** START Raw records **
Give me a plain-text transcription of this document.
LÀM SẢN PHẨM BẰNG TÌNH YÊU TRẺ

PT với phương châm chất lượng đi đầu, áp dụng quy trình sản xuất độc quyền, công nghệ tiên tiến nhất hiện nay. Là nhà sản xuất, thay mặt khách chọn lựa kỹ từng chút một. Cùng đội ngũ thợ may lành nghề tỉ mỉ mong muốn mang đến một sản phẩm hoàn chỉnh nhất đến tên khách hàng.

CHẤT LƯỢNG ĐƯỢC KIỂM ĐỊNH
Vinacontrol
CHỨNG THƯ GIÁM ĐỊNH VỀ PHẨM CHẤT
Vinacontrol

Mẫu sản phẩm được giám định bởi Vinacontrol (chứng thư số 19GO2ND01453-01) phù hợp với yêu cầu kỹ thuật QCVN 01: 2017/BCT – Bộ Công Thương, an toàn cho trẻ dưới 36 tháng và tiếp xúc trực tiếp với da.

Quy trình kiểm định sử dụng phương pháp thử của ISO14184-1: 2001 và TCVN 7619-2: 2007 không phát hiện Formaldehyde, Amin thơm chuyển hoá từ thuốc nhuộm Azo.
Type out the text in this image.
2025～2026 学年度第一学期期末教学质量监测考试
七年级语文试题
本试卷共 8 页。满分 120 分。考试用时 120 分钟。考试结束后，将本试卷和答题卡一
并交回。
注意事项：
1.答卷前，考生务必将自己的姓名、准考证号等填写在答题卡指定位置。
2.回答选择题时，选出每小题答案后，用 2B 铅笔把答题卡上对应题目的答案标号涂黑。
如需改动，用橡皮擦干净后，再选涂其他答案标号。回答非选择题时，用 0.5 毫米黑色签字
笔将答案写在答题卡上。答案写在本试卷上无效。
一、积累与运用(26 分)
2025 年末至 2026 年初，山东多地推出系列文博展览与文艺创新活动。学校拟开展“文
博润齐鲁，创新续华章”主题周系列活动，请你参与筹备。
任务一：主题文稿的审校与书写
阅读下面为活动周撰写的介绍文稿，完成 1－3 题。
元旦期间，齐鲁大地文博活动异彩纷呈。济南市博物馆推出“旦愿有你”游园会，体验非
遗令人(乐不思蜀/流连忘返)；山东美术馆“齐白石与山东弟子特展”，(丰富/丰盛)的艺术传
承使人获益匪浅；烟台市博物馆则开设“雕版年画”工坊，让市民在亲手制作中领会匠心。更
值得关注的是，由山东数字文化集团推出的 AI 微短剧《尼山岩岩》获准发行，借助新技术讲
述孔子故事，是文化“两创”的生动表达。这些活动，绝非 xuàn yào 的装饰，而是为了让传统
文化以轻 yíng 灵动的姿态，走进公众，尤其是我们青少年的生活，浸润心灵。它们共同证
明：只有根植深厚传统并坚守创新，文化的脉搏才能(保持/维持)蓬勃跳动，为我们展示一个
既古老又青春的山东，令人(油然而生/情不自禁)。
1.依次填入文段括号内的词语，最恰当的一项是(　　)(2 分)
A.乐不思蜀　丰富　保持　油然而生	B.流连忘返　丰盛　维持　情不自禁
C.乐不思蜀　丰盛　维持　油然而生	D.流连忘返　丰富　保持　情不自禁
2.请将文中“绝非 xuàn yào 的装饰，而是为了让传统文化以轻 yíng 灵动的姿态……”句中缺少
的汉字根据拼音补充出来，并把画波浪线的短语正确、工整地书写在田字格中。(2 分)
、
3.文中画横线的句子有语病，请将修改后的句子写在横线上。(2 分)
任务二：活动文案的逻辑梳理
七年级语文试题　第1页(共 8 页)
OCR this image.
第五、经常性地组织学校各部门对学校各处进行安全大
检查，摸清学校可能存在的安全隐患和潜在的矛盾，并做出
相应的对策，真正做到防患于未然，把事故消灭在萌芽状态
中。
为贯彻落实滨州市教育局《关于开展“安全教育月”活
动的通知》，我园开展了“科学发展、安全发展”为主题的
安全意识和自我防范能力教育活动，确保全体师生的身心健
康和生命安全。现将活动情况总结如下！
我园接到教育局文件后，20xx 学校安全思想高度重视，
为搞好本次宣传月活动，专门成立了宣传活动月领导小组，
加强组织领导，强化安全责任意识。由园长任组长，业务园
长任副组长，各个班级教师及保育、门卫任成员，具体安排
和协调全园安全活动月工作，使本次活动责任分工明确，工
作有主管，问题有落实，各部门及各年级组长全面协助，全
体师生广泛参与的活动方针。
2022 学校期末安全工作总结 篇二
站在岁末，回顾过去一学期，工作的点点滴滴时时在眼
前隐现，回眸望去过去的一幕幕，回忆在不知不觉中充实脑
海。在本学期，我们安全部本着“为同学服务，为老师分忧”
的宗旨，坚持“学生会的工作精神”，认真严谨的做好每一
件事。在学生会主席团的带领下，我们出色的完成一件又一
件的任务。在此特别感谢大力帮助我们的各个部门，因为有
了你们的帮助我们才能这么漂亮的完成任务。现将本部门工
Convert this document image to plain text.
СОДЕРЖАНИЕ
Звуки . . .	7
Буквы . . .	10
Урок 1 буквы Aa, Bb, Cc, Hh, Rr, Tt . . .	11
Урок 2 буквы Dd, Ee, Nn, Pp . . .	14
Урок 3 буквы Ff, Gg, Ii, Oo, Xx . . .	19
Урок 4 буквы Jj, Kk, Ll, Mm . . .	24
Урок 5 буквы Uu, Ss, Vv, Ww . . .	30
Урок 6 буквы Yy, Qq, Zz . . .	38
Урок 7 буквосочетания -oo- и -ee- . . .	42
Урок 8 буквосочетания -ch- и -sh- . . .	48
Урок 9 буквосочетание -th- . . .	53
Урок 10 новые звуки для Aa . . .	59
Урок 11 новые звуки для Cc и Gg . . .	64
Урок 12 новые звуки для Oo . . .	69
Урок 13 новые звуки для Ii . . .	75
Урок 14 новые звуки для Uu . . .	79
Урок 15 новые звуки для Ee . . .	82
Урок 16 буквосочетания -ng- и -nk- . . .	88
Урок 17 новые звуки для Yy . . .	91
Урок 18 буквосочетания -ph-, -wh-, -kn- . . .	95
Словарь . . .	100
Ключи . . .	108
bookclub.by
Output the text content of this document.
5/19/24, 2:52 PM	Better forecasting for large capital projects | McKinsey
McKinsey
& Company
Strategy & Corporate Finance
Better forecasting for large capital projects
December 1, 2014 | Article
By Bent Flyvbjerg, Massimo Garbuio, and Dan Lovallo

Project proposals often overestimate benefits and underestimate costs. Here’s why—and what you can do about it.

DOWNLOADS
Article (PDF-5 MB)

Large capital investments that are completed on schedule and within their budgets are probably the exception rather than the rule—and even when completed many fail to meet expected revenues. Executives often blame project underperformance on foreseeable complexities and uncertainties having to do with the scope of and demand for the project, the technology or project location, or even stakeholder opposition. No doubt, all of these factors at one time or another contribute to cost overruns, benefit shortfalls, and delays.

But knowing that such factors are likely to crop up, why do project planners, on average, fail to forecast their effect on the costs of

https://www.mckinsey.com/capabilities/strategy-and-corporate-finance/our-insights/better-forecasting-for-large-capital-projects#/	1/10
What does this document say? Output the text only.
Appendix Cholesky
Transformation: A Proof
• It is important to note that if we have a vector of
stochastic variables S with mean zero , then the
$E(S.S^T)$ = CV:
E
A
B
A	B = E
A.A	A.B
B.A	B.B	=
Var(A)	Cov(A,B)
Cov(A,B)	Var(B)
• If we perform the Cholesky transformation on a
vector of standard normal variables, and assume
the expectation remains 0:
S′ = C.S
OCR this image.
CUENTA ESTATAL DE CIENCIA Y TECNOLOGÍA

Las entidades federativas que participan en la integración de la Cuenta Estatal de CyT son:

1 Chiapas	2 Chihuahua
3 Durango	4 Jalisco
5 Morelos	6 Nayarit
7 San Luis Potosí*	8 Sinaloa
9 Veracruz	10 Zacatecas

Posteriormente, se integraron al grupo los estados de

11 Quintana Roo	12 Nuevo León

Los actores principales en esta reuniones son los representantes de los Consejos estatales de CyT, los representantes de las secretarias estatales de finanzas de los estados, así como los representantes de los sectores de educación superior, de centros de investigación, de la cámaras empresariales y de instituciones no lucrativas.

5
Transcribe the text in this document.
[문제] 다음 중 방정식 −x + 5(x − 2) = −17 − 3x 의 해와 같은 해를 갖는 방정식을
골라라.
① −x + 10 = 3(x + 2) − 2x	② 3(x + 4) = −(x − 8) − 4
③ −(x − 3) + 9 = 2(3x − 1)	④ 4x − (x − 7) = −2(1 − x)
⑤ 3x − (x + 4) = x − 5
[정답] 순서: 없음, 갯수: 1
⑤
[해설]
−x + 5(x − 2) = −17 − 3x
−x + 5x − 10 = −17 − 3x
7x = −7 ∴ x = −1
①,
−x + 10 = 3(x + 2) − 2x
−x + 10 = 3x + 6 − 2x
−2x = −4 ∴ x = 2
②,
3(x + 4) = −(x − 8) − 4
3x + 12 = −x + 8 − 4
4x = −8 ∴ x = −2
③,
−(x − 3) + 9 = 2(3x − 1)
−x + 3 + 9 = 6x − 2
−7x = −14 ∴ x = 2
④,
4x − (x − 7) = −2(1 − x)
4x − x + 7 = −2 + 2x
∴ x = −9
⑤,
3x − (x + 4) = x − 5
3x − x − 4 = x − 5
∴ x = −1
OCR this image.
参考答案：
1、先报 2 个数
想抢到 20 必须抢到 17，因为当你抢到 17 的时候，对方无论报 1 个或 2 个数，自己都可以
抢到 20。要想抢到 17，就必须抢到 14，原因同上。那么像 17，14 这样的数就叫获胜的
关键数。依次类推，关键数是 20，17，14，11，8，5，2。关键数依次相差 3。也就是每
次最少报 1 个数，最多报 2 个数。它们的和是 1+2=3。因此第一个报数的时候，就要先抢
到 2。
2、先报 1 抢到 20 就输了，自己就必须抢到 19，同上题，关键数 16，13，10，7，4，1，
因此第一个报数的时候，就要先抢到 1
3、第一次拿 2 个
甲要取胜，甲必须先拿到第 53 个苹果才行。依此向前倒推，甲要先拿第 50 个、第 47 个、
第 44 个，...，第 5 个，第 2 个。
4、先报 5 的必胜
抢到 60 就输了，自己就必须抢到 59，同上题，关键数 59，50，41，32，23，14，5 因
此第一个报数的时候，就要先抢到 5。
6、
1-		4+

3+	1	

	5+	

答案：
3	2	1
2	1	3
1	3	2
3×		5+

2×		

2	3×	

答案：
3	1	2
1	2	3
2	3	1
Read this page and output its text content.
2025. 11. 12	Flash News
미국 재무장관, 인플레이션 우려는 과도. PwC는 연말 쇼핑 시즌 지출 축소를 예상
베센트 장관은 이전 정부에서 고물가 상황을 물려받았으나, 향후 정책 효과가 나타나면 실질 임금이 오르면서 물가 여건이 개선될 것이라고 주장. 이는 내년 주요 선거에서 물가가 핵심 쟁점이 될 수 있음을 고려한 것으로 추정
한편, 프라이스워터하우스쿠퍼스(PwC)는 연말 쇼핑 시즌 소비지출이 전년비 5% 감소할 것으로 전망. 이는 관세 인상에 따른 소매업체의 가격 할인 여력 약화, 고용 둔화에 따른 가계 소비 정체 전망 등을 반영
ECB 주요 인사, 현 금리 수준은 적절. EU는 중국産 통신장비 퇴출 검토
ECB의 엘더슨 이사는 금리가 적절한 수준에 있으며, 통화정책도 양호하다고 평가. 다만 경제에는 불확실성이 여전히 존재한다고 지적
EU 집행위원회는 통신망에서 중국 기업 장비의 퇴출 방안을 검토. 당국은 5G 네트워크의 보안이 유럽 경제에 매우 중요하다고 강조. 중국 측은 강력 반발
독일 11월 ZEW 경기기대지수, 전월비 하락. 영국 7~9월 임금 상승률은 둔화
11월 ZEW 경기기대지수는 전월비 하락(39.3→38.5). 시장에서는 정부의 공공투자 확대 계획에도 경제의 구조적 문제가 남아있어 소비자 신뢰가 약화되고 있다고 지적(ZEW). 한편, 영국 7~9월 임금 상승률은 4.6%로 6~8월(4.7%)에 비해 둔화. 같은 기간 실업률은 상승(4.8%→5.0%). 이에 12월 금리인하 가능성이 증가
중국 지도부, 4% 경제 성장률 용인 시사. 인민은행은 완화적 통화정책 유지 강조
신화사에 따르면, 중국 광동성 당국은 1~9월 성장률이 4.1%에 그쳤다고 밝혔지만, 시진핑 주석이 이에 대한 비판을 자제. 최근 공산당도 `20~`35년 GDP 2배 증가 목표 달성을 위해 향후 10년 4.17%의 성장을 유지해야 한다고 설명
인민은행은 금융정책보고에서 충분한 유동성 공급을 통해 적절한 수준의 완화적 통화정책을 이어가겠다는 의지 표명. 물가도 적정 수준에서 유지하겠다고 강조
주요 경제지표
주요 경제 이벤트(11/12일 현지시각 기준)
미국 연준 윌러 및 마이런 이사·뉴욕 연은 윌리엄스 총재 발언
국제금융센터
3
** END Raw records **
--- What to do ---
Look through the material above and pick out each line holding the word "因此第一个报数的时候".

--- Written answer ---
次最少报 1 个数，最多报 2 个数。它们的和是 1+2=3。因此第一个报数的时候，就要先抢
因此第一个报数的时候，就要先抢到 1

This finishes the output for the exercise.